§ **Exercise aim**:
All of the records listed below should be retyped exactly.
[START Records for the exercise]
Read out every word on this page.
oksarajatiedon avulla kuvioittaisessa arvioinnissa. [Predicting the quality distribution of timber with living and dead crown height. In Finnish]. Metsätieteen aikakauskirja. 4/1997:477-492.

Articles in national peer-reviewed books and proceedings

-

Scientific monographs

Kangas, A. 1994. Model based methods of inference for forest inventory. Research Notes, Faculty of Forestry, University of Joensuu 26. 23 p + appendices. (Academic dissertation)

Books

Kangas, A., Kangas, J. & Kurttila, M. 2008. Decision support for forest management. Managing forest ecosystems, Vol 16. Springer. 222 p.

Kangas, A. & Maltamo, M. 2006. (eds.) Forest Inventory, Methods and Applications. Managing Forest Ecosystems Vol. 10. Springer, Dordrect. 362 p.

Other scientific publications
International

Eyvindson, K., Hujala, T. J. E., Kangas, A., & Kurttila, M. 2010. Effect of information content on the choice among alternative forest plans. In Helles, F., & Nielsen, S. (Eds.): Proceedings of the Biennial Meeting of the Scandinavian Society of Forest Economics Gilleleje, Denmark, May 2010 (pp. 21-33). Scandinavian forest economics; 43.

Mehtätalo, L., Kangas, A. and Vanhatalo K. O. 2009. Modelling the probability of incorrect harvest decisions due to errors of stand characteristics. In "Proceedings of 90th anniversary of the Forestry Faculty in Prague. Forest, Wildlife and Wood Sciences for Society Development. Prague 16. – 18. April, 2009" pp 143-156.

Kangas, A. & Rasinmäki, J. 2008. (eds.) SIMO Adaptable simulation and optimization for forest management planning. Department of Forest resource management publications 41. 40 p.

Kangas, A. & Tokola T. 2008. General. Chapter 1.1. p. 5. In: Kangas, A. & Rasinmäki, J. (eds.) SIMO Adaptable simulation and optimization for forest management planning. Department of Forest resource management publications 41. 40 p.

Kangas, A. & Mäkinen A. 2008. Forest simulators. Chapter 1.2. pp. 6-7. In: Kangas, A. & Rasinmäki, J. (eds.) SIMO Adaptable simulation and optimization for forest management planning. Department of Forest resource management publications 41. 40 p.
[END Records for the exercise]
§ **Final result**:
Read out every word on this page.
oksarajatiedon avulla kuvioittaisessa arvioinnissa. [Predicting the quality distribution of timber with living and dead crown height. In Finnish]. Metsätieteen aikakauskirja. 4/1997:477-492.

Articles in national peer-reviewed books and proceedings

-

Scientific monographs

Kangas, A. 1994. Model based methods of inference for forest inventory. Research Notes, Faculty of Forestry, University of Joensuu 26. 23 p + appendices. (Academic dissertation)

Books

Kangas, A., Kangas, J. & Kurttila, M. 2008. Decision support for forest management. Managing forest ecosystems, Vol 16. Springer. 222 p.

Kangas, A. & Maltamo, M. 2006. (eds.) Forest Inventory, Methods and Applications. Managing Forest Ecosystems Vol. 10. Springer, Dordrect. 362 p.

Other scientific publications
International

Eyvindson, K., Hujala, T. J. E., Kangas, A., & Kurttila, M. 2010. Effect of information content on the choice among alternative forest plans. In Helles, F., & Nielsen, S. (Eds.): Proceedings of the Biennial Meeting of the Scandinavian Society of Forest Economics Gilleleje, Denmark, May 2010 (pp. 21-33). Scandinavian forest economics; 43.

Mehtätalo, L., Kangas, A. and Vanhatalo K. O. 2009. Modelling the probability of incorrect harvest decisions due to errors of stand characteristics. In "Proceedings of 90th anniversary of the Forestry Faculty in Prague. Forest, Wildlife and Wood Sciences for Society Development. Prague 16. – 18. April, 2009" pp 143-156.

Kangas, A. & Rasinmäki, J. 2008. (eds.) SIMO Adaptable simulation and optimization for forest management planning. Department of Forest resource management publications 41. 40 p.

Kangas, A. & Tokola T. 2008. General. Chapter 1.1. p. 5. In: Kangas, A. & Rasinmäki, J. (eds.) SIMO Adaptable simulation and optimization for forest management planning. Department of Forest resource management publications 41. 40 p.

Kangas, A. & Mäkinen A. 2008. Forest simulators. Chapter 1.2. pp. 6-7. In: Kangas, A. & Rasinmäki, J. (eds.) SIMO Adaptable simulation and optimization for forest management planning. Department of Forest resource management publications 41. 40 p.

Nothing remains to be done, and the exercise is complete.